------ Material for this exercise ------

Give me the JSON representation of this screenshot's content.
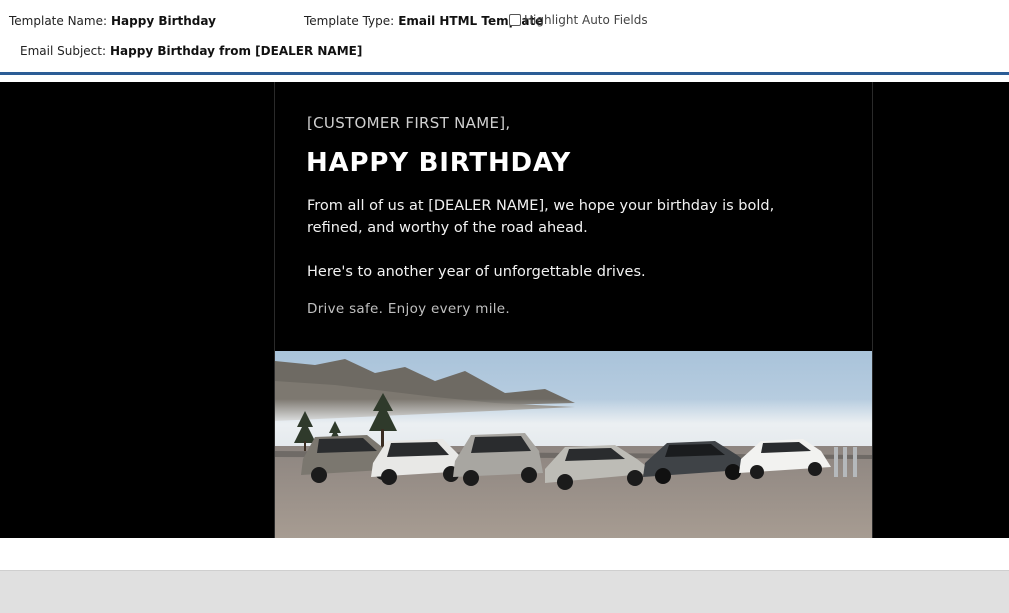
{
  "header": {
    "template_name_label": "Template Name:",
    "template_name_value": "Happy Birthday",
    "template_type_label": "Template Type:",
    "template_type_value": "Email HTML Template",
    "highlight_label": "Highlight Auto Fields",
    "highlight_checked": false,
    "email_subject_label": "Email Subject:",
    "email_subject_value": "Happy Birthday from [DEALER NAME]"
  },
  "email": {
    "greeting": "[CUSTOMER FIRST NAME],",
    "headline": "HAPPY BIRTHDAY",
    "paragraph1": "From all of us at [DEALER NAME], we hope your birthday is bold, refined, and worthy of the road ahead.",
    "paragraph2": "Here's to another year of unforgettable drives.",
    "signoff": "Drive safe. Enjoy every mile."
  },
  "colors": {
    "accent_divider": "#2c5d96",
    "email_background": "#000000",
    "page_footer": "#e0e0e0"
  }
}
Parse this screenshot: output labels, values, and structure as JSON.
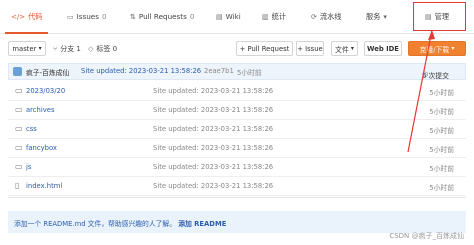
{
  "nav": {
    "tabs": [
      {
        "icon": "</>",
        "label": "代码"
      },
      {
        "icon": "▭",
        "label": "Issues",
        "count": "0"
      },
      {
        "icon": "⇅",
        "label": "Pull Requests",
        "count": "0"
      },
      {
        "icon": "▤",
        "label": "Wiki"
      },
      {
        "icon": "▥",
        "label": "统计"
      },
      {
        "icon": "⟳",
        "label": "流水线"
      },
      {
        "icon": "⚙",
        "label": "服务",
        "caret": "▾"
      },
      {
        "icon": "▤",
        "label": "管理"
      }
    ]
  },
  "toolbar": {
    "branch": "master",
    "branch_caret": "▾",
    "branches_label": "分支 1",
    "tags_label": "标签 0",
    "pull_request": "+ Pull Request",
    "issue": "+ Issue",
    "file_menu": "文件",
    "web_ide": "Web IDE",
    "clone": "克隆/下载"
  },
  "commit": {
    "author": "疯子-百炼成仙",
    "message": "Site updated: 2023-03-21 13:58:26",
    "hash": "2eae7b1",
    "time": "5小时前",
    "commits": "6 次提交"
  },
  "files": [
    {
      "icon": "folder",
      "name": "2023/03/20",
      "message": "Site updated: 2023-03-21 13:58:26",
      "time": "5小时前"
    },
    {
      "icon": "folder",
      "name": "archives",
      "message": "Site updated: 2023-03-21 13:58:26",
      "time": "5小时前"
    },
    {
      "icon": "folder",
      "name": "css",
      "message": "Site updated: 2023-03-21 13:58:26",
      "time": "5小时前"
    },
    {
      "icon": "folder",
      "name": "fancybox",
      "message": "Site updated: 2023-03-21 13:58:26",
      "time": "5小时前"
    },
    {
      "icon": "folder",
      "name": "js",
      "message": "Site updated: 2023-03-21 13:58:26",
      "time": "5小时前"
    },
    {
      "icon": "file",
      "name": "index.html",
      "message": "Site updated: 2023-03-21 13:58:26",
      "time": "5小时前"
    }
  ],
  "readme": {
    "text": "添加一个 README.md 文件，帮助感兴趣的人了解。",
    "link": "添加 README"
  },
  "watermark": "CSDN @疯子_百炼成仙",
  "colors": {
    "accent": "#e5572f",
    "annotation": "#e53935",
    "link": "#2a5db0"
  }
}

------

Omit all pictures while transcribing the entries verbatim.

## Answer below
Give me the JSON representation of this screenshot's content.
{
  "header": {
    "template_name_label": "Template Name:",
    "template_name_value": "Happy Birthday",
    "template_type_label": "Template Type:",
    "template_type_value": "Email HTML Template",
    "highlight_label": "Highlight Auto Fields",
    "highlight_checked": false,
    "email_subject_label": "Email Subject:",
    "email_subject_value": "Happy Birthday from [DEALER NAME]"
  },
  "email": {
    "greeting": "[CUSTOMER FIRST NAME],",
    "headline": "HAPPY BIRTHDAY",
    "paragraph1": "From all of us at [DEALER NAME], we hope your birthday is bold, refined, and worthy of the road ahead.",
    "paragraph2": "Here's to another year of unforgettable drives.",
    "signoff": "Drive safe. Enjoy every mile."
  },
  "colors": {
    "accent_divider": "#2c5d96",
    "email_background": "#000000",
    "page_footer": "#e0e0e0"
  }
}
Parse this screenshot: output labels, values, and structure as JSON.
{
  "nav": {
    "tabs": [
      {
        "icon": "</>",
        "label": "代码"
      },
      {
        "icon": "▭",
        "label": "Issues",
        "count": "0"
      },
      {
        "icon": "⇅",
        "label": "Pull Requests",
        "count": "0"
      },
      {
        "icon": "▤",
        "label": "Wiki"
      },
      {
        "icon": "▥",
        "label": "统计"
      },
      {
        "icon": "⟳",
        "label": "流水线"
      },
      {
        "icon": "⚙",
        "label": "服务",
        "caret": "▾"
      },
      {
        "icon": "▤",
        "label": "管理"
      }
    ]
  },
  "toolbar": {
    "branch": "master",
    "branch_caret": "▾",
    "branches_label": "分支 1",
    "tags_label": "标签 0",
    "pull_request": "+ Pull Request",
    "issue": "+ Issue",
    "file_menu": "文件",
    "web_ide": "Web IDE",
    "clone": "克隆/下载"
  },
  "commit": {
    "author": "疯子-百炼成仙",
    "message": "Site updated: 2023-03-21 13:58:26",
    "hash": "2eae7b1",
    "time": "5小时前",
    "commits": "6 次提交"
  },
  "files": [
    {
      "icon": "folder",
      "name": "2023/03/20",
      "message": "Site updated: 2023-03-21 13:58:26",
      "time": "5小时前"
    },
    {
      "icon": "folder",
      "name": "archives",
      "message": "Site updated: 2023-03-21 13:58:26",
      "time": "5小时前"
    },
    {
      "icon": "folder",
      "name": "css",
      "message": "Site updated: 2023-03-21 13:58:26",
      "time": "5小时前"
    },
    {
      "icon": "folder",
      "name": "fancybox",
      "message": "Site updated: 2023-03-21 13:58:26",
      "time": "5小时前"
    },
    {
      "icon": "folder",
      "name": "js",
      "message": "Site updated: 2023-03-21 13:58:26",
      "time": "5小时前"
    },
    {
      "icon": "file",
      "name": "index.html",
      "message": "Site updated: 2023-03-21 13:58:26",
      "time": "5小时前"
    }
  ],
  "readme": {
    "text": "添加一个 README.md 文件，帮助感兴趣的人了解。",
    "link": "添加 README"
  },
  "watermark": "CSDN @疯子_百炼成仙",
  "colors": {
    "accent": "#e5572f",
    "annotation": "#e53935",
    "link": "#2a5db0"
  }
}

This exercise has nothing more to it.